**Data for processing:**
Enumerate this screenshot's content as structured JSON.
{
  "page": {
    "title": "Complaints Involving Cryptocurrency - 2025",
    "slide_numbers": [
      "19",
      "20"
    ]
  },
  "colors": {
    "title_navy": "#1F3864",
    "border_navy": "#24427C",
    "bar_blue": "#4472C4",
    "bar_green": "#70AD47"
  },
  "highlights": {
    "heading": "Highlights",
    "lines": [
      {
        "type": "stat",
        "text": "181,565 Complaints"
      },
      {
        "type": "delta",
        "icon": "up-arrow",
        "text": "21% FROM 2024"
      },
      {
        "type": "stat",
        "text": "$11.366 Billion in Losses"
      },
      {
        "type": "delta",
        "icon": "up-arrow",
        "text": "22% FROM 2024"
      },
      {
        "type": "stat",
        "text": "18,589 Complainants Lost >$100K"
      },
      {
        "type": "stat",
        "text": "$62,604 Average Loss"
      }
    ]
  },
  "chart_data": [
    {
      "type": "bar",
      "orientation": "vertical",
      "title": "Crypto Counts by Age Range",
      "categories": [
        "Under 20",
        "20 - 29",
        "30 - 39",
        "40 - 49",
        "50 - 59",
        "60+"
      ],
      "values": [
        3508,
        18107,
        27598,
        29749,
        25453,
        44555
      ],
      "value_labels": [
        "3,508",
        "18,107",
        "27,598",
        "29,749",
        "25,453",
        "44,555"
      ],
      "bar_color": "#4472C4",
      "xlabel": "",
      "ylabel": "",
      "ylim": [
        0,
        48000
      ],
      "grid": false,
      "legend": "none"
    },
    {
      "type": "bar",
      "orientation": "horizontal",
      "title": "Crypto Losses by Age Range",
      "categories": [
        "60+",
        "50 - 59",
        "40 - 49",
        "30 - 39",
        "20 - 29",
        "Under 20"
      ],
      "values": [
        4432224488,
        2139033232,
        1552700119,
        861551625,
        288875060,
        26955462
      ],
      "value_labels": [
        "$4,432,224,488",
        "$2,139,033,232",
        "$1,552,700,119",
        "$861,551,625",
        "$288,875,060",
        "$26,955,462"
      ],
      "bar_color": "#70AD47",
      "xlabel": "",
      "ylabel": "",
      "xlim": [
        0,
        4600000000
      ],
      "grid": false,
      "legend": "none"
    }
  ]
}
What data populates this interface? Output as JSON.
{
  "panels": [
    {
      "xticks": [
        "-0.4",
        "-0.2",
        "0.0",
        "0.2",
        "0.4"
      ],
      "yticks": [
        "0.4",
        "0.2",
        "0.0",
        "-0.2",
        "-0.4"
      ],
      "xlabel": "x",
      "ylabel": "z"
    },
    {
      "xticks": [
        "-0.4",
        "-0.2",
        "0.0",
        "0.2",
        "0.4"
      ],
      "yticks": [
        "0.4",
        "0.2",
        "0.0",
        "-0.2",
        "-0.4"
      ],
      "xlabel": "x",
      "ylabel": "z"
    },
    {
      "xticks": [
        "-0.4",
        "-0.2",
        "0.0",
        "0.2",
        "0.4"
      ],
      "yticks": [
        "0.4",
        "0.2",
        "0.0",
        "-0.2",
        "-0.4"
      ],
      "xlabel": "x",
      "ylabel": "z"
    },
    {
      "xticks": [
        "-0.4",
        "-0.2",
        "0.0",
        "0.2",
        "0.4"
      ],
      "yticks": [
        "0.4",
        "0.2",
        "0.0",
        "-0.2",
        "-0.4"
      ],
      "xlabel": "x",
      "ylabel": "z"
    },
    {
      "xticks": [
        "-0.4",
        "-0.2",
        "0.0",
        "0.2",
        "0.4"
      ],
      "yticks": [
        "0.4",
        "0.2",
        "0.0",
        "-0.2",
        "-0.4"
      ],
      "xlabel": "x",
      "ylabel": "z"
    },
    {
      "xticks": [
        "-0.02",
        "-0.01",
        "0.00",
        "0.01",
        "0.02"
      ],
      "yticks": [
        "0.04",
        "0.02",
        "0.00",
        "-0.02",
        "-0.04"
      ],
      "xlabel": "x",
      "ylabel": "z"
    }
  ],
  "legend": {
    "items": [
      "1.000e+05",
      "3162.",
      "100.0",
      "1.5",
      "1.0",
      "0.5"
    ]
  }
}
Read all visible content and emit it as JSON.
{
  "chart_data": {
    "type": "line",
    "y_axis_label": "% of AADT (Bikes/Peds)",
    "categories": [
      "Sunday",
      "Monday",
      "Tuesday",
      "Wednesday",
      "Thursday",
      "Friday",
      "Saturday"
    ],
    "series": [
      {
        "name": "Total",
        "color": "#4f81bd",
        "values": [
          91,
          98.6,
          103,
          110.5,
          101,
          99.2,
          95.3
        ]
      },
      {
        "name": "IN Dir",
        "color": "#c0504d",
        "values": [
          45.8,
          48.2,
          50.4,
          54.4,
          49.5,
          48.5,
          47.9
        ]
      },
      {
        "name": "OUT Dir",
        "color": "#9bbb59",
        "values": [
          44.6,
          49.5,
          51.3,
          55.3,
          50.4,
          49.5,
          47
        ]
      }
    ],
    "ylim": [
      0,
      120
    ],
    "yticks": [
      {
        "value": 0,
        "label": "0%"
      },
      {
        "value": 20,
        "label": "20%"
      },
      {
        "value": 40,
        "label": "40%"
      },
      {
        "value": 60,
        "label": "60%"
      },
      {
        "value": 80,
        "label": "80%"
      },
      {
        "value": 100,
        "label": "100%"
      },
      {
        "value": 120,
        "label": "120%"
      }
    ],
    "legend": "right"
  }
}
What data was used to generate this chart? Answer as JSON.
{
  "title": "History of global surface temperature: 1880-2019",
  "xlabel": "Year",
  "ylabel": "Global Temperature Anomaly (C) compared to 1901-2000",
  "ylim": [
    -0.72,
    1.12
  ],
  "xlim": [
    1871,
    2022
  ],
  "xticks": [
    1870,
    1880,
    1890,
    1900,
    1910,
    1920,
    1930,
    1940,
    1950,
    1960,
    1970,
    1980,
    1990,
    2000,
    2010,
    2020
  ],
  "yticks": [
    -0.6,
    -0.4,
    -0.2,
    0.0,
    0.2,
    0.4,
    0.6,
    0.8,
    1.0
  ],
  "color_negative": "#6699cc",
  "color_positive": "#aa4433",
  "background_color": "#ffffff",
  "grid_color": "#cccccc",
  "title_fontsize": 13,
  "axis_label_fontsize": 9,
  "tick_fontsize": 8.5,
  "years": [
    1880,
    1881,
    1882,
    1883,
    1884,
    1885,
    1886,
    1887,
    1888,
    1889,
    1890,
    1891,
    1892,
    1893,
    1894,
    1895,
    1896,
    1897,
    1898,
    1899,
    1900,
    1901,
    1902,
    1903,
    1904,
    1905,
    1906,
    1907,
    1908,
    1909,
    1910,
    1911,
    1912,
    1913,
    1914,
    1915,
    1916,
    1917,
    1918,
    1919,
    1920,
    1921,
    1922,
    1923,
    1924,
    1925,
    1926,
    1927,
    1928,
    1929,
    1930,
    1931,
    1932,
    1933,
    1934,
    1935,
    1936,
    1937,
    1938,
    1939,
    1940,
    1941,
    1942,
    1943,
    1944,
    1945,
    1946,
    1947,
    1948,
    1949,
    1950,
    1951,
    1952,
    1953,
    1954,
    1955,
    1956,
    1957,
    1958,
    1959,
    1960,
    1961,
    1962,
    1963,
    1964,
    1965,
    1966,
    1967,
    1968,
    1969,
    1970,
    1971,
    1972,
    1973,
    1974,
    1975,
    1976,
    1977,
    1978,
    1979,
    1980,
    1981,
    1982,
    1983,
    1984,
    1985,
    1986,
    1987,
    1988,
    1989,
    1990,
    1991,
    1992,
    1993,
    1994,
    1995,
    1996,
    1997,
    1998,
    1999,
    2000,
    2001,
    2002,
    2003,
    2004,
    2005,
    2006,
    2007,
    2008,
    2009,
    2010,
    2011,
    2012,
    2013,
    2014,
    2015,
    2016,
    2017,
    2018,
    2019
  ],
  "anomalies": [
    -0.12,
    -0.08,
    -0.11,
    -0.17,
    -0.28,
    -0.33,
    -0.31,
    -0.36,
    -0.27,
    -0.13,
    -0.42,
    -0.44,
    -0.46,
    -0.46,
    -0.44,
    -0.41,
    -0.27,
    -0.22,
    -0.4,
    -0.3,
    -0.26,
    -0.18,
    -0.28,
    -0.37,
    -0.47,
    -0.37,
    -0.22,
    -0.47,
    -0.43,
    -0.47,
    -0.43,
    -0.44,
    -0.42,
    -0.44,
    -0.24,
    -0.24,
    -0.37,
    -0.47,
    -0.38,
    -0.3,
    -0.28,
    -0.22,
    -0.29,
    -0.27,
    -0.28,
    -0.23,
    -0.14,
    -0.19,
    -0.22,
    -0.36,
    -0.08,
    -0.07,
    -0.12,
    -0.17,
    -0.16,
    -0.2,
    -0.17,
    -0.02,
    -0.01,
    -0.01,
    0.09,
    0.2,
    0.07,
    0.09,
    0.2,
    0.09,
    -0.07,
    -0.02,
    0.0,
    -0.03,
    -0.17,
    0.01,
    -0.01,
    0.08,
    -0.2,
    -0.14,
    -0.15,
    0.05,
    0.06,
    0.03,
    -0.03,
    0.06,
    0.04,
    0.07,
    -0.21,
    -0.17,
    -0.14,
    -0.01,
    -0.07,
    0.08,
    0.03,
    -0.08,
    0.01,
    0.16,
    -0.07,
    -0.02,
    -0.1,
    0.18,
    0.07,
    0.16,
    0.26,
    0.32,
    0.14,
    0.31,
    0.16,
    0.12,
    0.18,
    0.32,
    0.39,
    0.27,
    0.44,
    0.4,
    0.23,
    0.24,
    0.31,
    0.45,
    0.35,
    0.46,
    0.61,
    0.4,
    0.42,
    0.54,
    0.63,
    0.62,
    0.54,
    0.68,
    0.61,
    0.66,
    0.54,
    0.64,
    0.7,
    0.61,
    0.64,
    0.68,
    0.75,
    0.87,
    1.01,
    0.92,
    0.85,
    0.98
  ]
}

**Description of the task:** Return from the data every line that holds "Complaints".

**The result:**
    "title": "Complaints Involving Cryptocurrency - 2025",
        "text": "181,565 Complaints"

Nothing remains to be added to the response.